* Consignes:
1. Pouvez-vous reproduire à l'identique l'intégralité du texte sur la démocratie en Tunisie ?
2. Pouvez-vous transcrire à l'identique, et seulement elle, la partie des entrées qui va de leur tout début jusqu'à la ligne contenant « candle [754, 288, 757, 292] », cette ligne comprise ?

* Texte retenu:
··········
News - 31.07.2016

De la démocratie en …Tunisie

De la démocratie en …Tunisie
Par Slaheddine Dchicha -  Le 2 juin, Béji Caïd Essebsi (BCE) lance son initiative pour un gouvernement d’union nationale; le 13 juillet, trois organisations nationales et neuf partis signent « l’accord de Carthage » et ce 30 juillet, lors d’une assemblée plénière, les Représentants du Peuple retirent sa confiance à Habib Essid et à son gouvernement. 
 
A ces trois dates s’ajouteront, dans un délai constitutionnel de 40 jours, deux autres : celle où sera choisi et nommé un nouveau Premier Ministre et celle où sera formé un nouveau gouvernement. 
 
Cinq actes comme dans une tragi-comédie classique car en effet, les évènements que vit la Tunisie relèvent des deux genres à la fois. Le côté tragique réside dans la situation de M. Essid qui incarne l’homme fragile aux prises avec des puissances qui le dominent, l’humilient et en font un bouc-émissaire à sacrifier.
··········
Entrées des boîtes d'éléments:
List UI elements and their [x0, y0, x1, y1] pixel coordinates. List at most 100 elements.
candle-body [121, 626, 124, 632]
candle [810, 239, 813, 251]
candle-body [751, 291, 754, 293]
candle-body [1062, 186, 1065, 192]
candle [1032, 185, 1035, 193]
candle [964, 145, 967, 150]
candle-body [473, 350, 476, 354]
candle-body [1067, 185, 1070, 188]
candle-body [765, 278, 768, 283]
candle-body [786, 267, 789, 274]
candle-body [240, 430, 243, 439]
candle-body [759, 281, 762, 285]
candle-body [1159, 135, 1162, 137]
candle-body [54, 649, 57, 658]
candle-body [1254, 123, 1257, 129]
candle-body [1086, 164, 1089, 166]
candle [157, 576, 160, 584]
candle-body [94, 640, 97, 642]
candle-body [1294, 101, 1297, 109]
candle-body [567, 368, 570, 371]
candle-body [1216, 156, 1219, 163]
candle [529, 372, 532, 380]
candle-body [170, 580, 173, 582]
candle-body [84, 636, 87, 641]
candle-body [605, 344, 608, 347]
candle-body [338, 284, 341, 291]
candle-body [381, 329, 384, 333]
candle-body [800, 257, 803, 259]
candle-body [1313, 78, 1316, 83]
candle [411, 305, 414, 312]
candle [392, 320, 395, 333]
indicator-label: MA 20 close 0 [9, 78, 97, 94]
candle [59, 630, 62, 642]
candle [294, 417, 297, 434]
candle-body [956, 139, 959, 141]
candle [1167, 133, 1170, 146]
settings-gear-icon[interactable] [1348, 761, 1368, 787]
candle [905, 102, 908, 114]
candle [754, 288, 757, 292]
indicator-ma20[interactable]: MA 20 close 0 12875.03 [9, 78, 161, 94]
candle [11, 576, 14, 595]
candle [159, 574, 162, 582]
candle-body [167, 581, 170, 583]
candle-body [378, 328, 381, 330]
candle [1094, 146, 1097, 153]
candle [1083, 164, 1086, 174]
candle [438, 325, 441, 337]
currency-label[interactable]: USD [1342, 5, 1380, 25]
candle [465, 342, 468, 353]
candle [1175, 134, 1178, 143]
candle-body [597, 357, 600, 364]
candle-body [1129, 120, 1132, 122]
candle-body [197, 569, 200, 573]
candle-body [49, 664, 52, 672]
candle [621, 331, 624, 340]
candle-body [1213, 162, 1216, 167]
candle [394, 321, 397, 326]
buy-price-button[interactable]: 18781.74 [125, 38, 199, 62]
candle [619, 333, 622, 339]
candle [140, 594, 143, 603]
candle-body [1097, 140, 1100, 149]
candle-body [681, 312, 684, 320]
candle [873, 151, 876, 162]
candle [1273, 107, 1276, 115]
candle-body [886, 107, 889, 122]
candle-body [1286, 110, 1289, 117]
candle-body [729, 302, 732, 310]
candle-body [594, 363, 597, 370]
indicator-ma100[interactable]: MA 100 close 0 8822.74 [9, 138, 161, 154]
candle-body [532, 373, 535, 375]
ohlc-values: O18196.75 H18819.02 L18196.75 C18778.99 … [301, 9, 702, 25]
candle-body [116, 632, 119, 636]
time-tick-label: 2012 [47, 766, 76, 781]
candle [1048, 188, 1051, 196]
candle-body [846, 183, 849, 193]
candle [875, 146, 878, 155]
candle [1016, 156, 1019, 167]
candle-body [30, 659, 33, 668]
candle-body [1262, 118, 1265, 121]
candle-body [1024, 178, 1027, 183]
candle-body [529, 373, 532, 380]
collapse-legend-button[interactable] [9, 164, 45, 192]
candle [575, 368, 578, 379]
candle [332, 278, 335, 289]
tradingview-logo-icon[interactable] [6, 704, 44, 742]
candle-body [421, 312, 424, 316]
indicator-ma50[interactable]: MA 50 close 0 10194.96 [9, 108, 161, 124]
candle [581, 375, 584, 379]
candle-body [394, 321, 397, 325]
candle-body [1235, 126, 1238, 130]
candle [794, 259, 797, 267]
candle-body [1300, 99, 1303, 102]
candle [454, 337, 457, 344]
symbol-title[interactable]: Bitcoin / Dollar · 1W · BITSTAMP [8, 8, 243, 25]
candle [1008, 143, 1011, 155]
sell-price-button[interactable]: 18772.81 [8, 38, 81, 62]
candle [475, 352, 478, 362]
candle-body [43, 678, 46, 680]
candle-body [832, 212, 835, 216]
··········
* Réponses:
1.
News - 31.07.2016

De la démocratie en …Tunisie

De la démocratie en …Tunisie
Par Slaheddine Dchicha -  Le 2 juin, Béji Caïd Essebsi (BCE) lance son initiative pour un gouvernement d’union nationale; le 13 juillet, trois organisations nationales et neuf partis signent « l’accord de Carthage » et ce 30 juillet, lors d’une assemblée plénière, les Représentants du Peuple retirent sa confiance à Habib Essid et à son gouvernement. 
 
A ces trois dates s’ajouteront, dans un délai constitutionnel de 40 jours, deux autres : celle où sera choisi et nommé un nouveau Premier Ministre et celle où sera formé un nouveau gouvernement. 
 
Cinq actes comme dans une tragi-comédie classique car en effet, les évènements que vit la Tunisie relèvent des deux genres à la fois. Le côté tragique réside dans la situation de M. Essid qui incarne l’homme fragile aux prises avec des puissances qui le dominent, l’humilient et en font un bouc-émissaire à sacrifier.

2.
List UI elements and their [x0, y0, x1, y1] pixel coordinates. List at most 100 elements.
candle-body [121, 626, 124, 632]
candle [810, 239, 813, 251]
candle-body [751, 291, 754, 293]
candle-body [1062, 186, 1065, 192]
candle [1032, 185, 1035, 193]
candle [964, 145, 967, 150]
candle-body [473, 350, 476, 354]
candle-body [1067, 185, 1070, 188]
candle-body [765, 278, 768, 283]
candle-body [786, 267, 789, 274]
candle-body [240, 430, 243, 439]
candle-body [759, 281, 762, 285]
candle-body [1159, 135, 1162, 137]
candle-body [54, 649, 57, 658]
candle-body [1254, 123, 1257, 129]
candle-body [1086, 164, 1089, 166]
candle [157, 576, 160, 584]
candle-body [94, 640, 97, 642]
candle-body [1294, 101, 1297, 109]
candle-body [567, 368, 570, 371]
candle-body [1216, 156, 1219, 163]
candle [529, 372, 532, 380]
candle-body [170, 580, 173, 582]
candle-body [84, 636, 87, 641]
candle-body [605, 344, 608, 347]
candle-body [338, 284, 341, 291]
candle-body [381, 329, 384, 333]
candle-body [800, 257, 803, 259]
candle-body [1313, 78, 1316, 83]
candle [411, 305, 414, 312]
candle [392, 320, 395, 333]
indicator-label: MA 20 close 0 [9, 78, 97, 94]
candle [59, 630, 62, 642]
candle [294, 417, 297, 434]
candle-body [956, 139, 959, 141]
candle [1167, 133, 1170, 146]
settings-gear-icon[interactable] [1348, 761, 1368, 787]
candle [905, 102, 908, 114]
candle [754, 288, 757, 292]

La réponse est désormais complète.